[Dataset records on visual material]

-=-=-

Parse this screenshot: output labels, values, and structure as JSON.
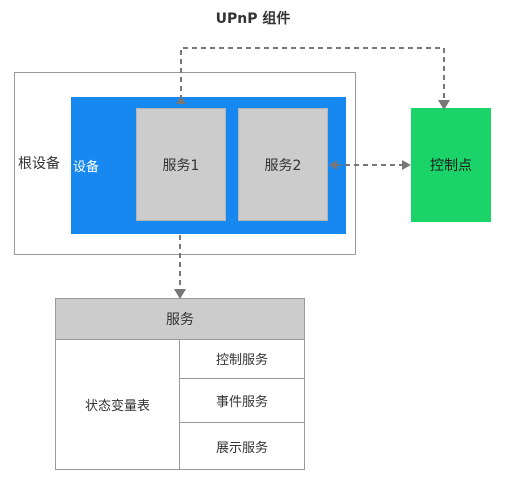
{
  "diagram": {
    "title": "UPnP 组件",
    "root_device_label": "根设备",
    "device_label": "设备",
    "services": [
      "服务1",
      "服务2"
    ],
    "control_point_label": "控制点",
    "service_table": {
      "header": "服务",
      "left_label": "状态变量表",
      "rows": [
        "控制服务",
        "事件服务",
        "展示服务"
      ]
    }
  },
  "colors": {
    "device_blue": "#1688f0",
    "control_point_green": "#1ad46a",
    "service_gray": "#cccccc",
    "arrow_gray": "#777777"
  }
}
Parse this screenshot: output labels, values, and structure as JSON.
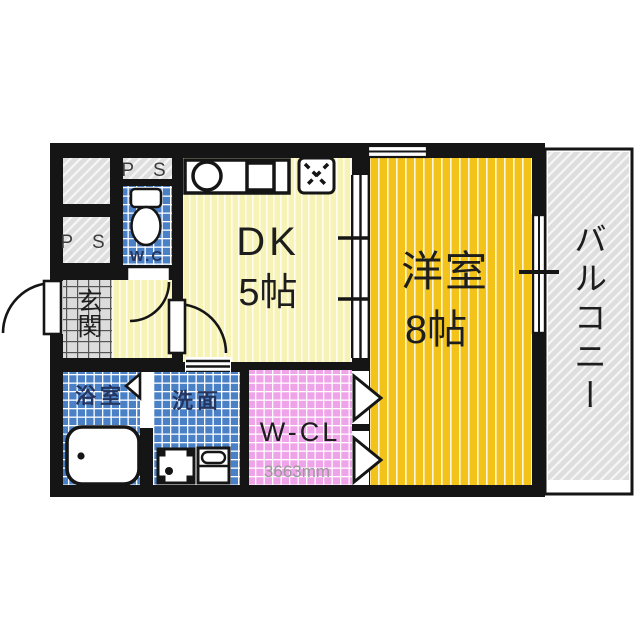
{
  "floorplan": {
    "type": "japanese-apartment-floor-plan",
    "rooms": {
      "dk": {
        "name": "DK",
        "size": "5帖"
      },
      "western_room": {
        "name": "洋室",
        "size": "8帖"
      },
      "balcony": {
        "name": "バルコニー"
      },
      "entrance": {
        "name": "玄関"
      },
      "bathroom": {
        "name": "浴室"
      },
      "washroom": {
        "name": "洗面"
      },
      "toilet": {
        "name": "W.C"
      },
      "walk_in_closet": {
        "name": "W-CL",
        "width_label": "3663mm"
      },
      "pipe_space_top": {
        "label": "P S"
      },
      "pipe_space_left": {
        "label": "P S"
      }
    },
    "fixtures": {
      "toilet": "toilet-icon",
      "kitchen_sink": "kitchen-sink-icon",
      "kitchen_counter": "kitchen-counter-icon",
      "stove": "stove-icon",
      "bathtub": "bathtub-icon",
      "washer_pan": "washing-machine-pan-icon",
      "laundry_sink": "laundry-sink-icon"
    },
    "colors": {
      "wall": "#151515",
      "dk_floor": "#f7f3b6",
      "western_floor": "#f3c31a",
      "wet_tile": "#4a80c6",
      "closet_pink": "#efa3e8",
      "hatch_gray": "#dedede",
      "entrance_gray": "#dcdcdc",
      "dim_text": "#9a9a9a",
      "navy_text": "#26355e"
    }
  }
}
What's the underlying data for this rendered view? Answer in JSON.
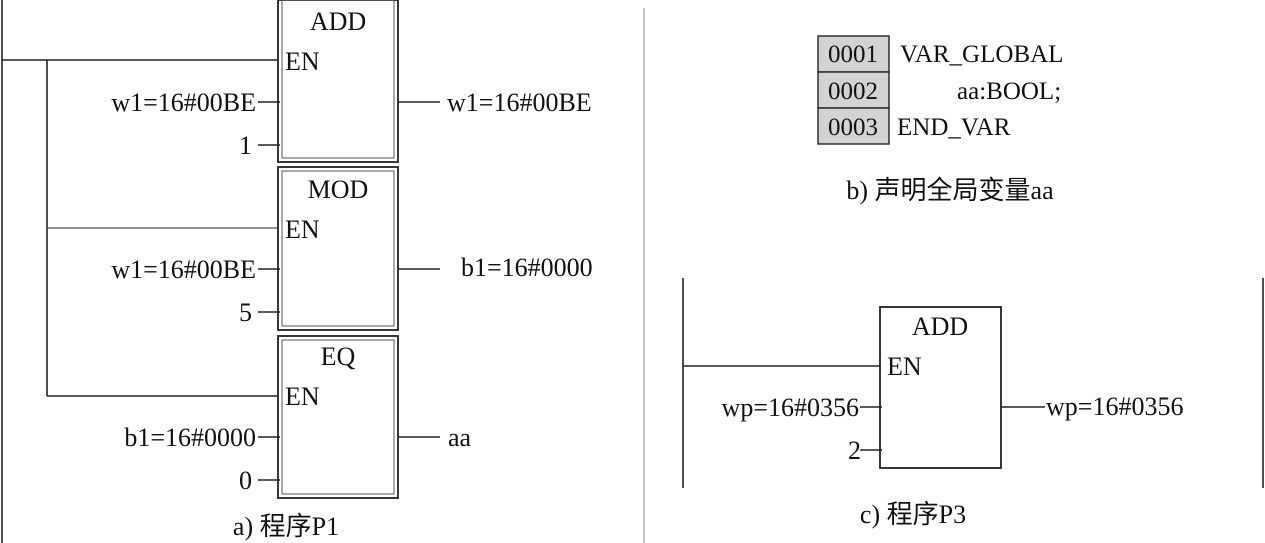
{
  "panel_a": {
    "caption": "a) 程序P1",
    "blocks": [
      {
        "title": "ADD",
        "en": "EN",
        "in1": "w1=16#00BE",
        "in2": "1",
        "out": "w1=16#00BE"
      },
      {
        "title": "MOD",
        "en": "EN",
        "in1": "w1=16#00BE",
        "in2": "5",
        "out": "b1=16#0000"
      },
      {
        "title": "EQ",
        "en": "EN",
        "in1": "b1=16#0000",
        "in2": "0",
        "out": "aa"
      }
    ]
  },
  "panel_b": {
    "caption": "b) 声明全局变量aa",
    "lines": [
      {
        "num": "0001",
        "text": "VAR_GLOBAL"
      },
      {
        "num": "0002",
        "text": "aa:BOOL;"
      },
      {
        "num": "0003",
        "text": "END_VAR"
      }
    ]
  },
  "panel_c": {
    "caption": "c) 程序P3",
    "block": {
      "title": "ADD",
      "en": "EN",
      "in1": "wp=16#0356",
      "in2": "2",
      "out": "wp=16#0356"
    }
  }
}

-=-=-

*Exercise*
Every record above should come back exactly, but without its pictures.

*Task response*
Parse this screenshot: output labels, values, and structure as JSON.
{
  "diagram": {
    "title": "UPnP 组件",
    "root_device_label": "根设备",
    "device_label": "设备",
    "services": [
      "服务1",
      "服务2"
    ],
    "control_point_label": "控制点",
    "service_table": {
      "header": "服务",
      "left_label": "状态变量表",
      "rows": [
        "控制服务",
        "事件服务",
        "展示服务"
      ]
    }
  },
  "colors": {
    "device_blue": "#1688f0",
    "control_point_green": "#1ad46a",
    "service_gray": "#cccccc",
    "arrow_gray": "#777777"
  }
}
Parse this screenshot: output labels, values, and structure as JSON.
{
  "floorplan": {
    "type": "japanese-apartment-floor-plan",
    "rooms": {
      "dk": {
        "name": "DK",
        "size": "5帖"
      },
      "western_room": {
        "name": "洋室",
        "size": "8帖"
      },
      "balcony": {
        "name": "バルコニー"
      },
      "entrance": {
        "name": "玄関"
      },
      "bathroom": {
        "name": "浴室"
      },
      "washroom": {
        "name": "洗面"
      },
      "toilet": {
        "name": "W.C"
      },
      "walk_in_closet": {
        "name": "W-CL",
        "width_label": "3663mm"
      },
      "pipe_space_top": {
        "label": "P S"
      },
      "pipe_space_left": {
        "label": "P S"
      }
    },
    "fixtures": {
      "toilet": "toilet-icon",
      "kitchen_sink": "kitchen-sink-icon",
      "kitchen_counter": "kitchen-counter-icon",
      "stove": "stove-icon",
      "bathtub": "bathtub-icon",
      "washer_pan": "washing-machine-pan-icon",
      "laundry_sink": "laundry-sink-icon"
    },
    "colors": {
      "wall": "#151515",
      "dk_floor": "#f7f3b6",
      "western_floor": "#f3c31a",
      "wet_tile": "#4a80c6",
      "closet_pink": "#efa3e8",
      "hatch_gray": "#dedede",
      "entrance_gray": "#dcdcdc",
      "dim_text": "#9a9a9a",
      "navy_text": "#26355e"
    }
  }
}
What's the underlying data for this rendered view? Answer in JSON.
{
  "panel_a": {
    "caption": "a) 程序P1",
    "blocks": [
      {
        "title": "ADD",
        "en": "EN",
        "in1": "w1=16#00BE",
        "in2": "1",
        "out": "w1=16#00BE"
      },
      {
        "title": "MOD",
        "en": "EN",
        "in1": "w1=16#00BE",
        "in2": "5",
        "out": "b1=16#0000"
      },
      {
        "title": "EQ",
        "en": "EN",
        "in1": "b1=16#0000",
        "in2": "0",
        "out": "aa"
      }
    ]
  },
  "panel_b": {
    "caption": "b) 声明全局变量aa",
    "lines": [
      {
        "num": "0001",
        "text": "VAR_GLOBAL"
      },
      {
        "num": "0002",
        "text": "aa:BOOL;"
      },
      {
        "num": "0003",
        "text": "END_VAR"
      }
    ]
  },
  "panel_c": {
    "caption": "c) 程序P3",
    "block": {
      "title": "ADD",
      "en": "EN",
      "in1": "wp=16#0356",
      "in2": "2",
      "out": "wp=16#0356"
    }
  }
}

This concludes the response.